WHAT TO WORK ON = Return the listing below unchanged, minus its pictures.
###
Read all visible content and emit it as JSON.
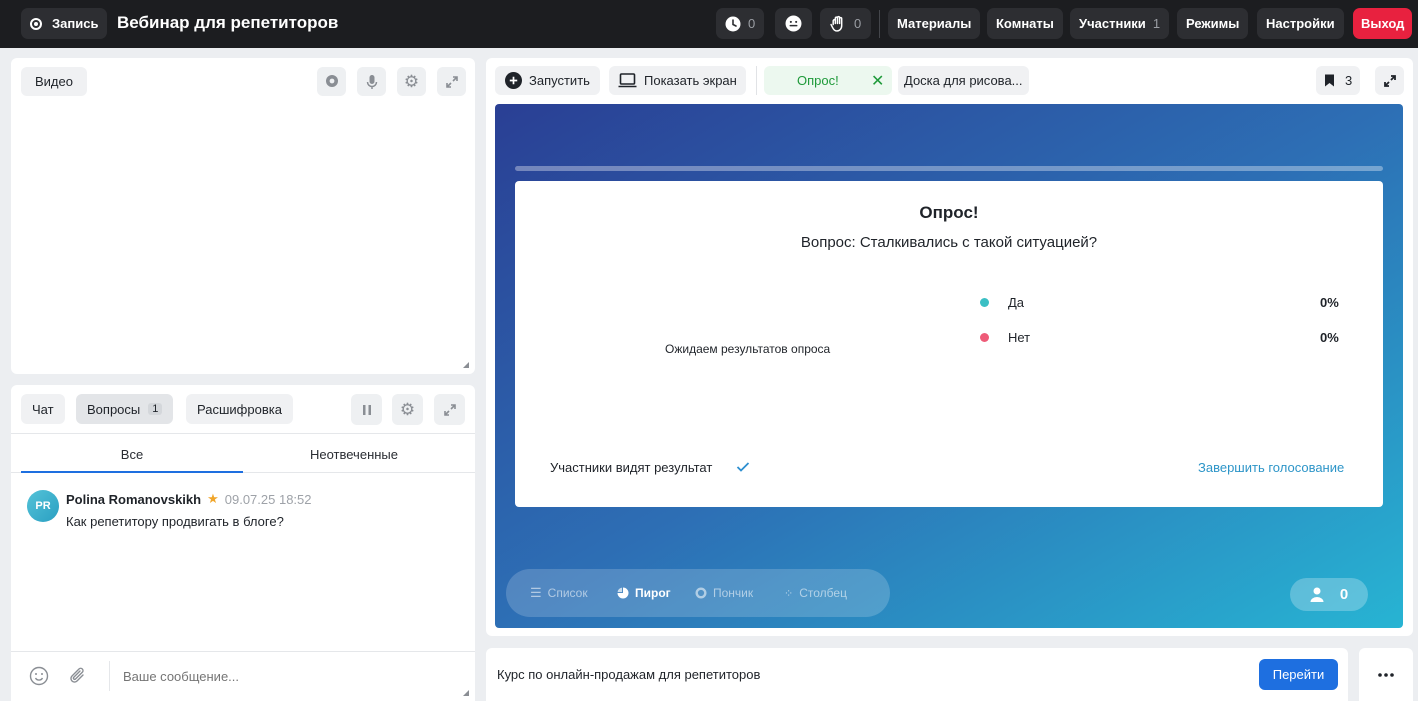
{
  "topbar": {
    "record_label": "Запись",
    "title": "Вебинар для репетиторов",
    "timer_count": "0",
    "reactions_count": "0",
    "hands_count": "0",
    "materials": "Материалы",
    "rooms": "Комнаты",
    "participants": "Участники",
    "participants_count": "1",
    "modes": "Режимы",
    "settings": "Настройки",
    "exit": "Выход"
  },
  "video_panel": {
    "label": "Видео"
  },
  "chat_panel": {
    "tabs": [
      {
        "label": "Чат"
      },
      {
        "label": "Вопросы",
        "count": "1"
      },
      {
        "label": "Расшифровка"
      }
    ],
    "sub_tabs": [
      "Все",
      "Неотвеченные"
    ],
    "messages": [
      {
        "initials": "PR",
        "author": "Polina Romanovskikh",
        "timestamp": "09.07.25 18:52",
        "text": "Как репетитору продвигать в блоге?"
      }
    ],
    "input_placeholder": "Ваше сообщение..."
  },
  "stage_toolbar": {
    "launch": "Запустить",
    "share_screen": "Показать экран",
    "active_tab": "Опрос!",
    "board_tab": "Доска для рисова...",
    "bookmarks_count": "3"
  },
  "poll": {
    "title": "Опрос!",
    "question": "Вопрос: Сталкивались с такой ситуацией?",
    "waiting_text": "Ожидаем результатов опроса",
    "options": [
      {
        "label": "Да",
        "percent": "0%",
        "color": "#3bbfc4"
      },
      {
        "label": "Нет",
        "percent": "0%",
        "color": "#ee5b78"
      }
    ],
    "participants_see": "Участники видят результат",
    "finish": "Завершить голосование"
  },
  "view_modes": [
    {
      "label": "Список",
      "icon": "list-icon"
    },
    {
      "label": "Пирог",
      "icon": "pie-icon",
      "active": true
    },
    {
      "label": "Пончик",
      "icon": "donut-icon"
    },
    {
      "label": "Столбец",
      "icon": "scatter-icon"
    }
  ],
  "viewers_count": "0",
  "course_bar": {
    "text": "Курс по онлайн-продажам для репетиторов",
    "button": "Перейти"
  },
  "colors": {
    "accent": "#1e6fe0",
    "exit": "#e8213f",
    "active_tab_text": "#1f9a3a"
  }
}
###
FINAL ANSWER =
Read all visible content and emit it as JSON.
{
  "topbar": {
    "record_label": "Запись",
    "title": "Вебинар для репетиторов",
    "timer_count": "0",
    "reactions_count": "0",
    "hands_count": "0",
    "materials": "Материалы",
    "rooms": "Комнаты",
    "participants": "Участники",
    "participants_count": "1",
    "modes": "Режимы",
    "settings": "Настройки",
    "exit": "Выход"
  },
  "video_panel": {
    "label": "Видео"
  },
  "chat_panel": {
    "tabs": [
      {
        "label": "Чат"
      },
      {
        "label": "Вопросы",
        "count": "1"
      },
      {
        "label": "Расшифровка"
      }
    ],
    "sub_tabs": [
      "Все",
      "Неотвеченные"
    ],
    "messages": [
      {
        "initials": "PR",
        "author": "Polina Romanovskikh",
        "timestamp": "09.07.25 18:52",
        "text": "Как репетитору продвигать в блоге?"
      }
    ],
    "input_placeholder": "Ваше сообщение..."
  },
  "stage_toolbar": {
    "launch": "Запустить",
    "share_screen": "Показать экран",
    "active_tab": "Опрос!",
    "board_tab": "Доска для рисова...",
    "bookmarks_count": "3"
  },
  "poll": {
    "title": "Опрос!",
    "question": "Вопрос: Сталкивались с такой ситуацией?",
    "waiting_text": "Ожидаем результатов опроса",
    "options": [
      {
        "label": "Да",
        "percent": "0%",
        "color": "#3bbfc4"
      },
      {
        "label": "Нет",
        "percent": "0%",
        "color": "#ee5b78"
      }
    ],
    "participants_see": "Участники видят результат",
    "finish": "Завершить голосование"
  },
  "view_modes": [
    {
      "label": "Список",
      "icon": "list-icon"
    },
    {
      "label": "Пирог",
      "icon": "pie-icon",
      "active": true
    },
    {
      "label": "Пончик",
      "icon": "donut-icon"
    },
    {
      "label": "Столбец",
      "icon": "scatter-icon"
    }
  ],
  "viewers_count": "0",
  "course_bar": {
    "text": "Курс по онлайн-продажам для репетиторов",
    "button": "Перейти"
  },
  "colors": {
    "accent": "#1e6fe0",
    "exit": "#e8213f",
    "active_tab_text": "#1f9a3a"
  }
}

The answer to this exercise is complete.